**Task requirements**
Work out the number of lines with the word "series" in the material below, then reply with that number only.
---- Records for this exercise
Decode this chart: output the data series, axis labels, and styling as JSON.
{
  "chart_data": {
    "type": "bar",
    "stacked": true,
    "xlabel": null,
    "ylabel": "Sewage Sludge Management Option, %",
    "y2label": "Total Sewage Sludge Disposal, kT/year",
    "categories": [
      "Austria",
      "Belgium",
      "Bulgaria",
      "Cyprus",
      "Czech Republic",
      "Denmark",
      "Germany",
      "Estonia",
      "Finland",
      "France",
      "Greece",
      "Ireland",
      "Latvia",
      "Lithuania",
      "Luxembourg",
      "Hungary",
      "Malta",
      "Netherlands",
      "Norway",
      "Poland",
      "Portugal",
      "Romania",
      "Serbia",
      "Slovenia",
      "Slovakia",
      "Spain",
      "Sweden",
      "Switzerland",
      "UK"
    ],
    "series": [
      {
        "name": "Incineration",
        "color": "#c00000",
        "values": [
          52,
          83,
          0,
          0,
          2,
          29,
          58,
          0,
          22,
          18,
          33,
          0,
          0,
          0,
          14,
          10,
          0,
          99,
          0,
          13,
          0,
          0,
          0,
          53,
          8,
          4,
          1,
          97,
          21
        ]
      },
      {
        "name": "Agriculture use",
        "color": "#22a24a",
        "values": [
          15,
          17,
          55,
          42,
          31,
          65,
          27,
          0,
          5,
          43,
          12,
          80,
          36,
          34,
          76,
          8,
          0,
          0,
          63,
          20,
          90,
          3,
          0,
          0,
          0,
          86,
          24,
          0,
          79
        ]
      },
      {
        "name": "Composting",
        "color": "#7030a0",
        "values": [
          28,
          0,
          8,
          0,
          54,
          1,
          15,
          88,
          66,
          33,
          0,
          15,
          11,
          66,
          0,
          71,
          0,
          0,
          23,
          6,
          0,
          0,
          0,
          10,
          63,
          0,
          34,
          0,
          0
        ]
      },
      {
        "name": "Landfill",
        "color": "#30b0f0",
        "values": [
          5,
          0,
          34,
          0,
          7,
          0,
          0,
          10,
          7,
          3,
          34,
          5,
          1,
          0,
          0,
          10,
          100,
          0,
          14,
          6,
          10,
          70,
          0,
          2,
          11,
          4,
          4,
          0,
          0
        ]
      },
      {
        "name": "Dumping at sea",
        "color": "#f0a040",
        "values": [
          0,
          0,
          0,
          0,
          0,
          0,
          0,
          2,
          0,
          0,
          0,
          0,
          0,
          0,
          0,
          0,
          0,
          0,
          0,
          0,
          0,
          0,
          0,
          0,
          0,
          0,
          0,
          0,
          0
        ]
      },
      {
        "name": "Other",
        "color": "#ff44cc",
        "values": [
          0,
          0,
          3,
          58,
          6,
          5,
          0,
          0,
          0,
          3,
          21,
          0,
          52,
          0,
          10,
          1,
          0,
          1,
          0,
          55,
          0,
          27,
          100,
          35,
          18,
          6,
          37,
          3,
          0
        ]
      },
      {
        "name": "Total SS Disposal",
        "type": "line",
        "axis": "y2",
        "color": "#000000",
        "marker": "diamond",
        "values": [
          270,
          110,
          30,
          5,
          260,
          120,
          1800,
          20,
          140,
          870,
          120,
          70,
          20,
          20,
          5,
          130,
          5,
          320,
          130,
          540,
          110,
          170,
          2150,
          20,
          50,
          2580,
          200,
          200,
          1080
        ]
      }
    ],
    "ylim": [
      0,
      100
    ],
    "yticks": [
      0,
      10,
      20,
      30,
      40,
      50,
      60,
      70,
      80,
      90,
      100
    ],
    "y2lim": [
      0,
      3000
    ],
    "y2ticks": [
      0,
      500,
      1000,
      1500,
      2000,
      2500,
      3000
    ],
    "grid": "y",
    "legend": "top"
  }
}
--------
**Solution to the exercise**
2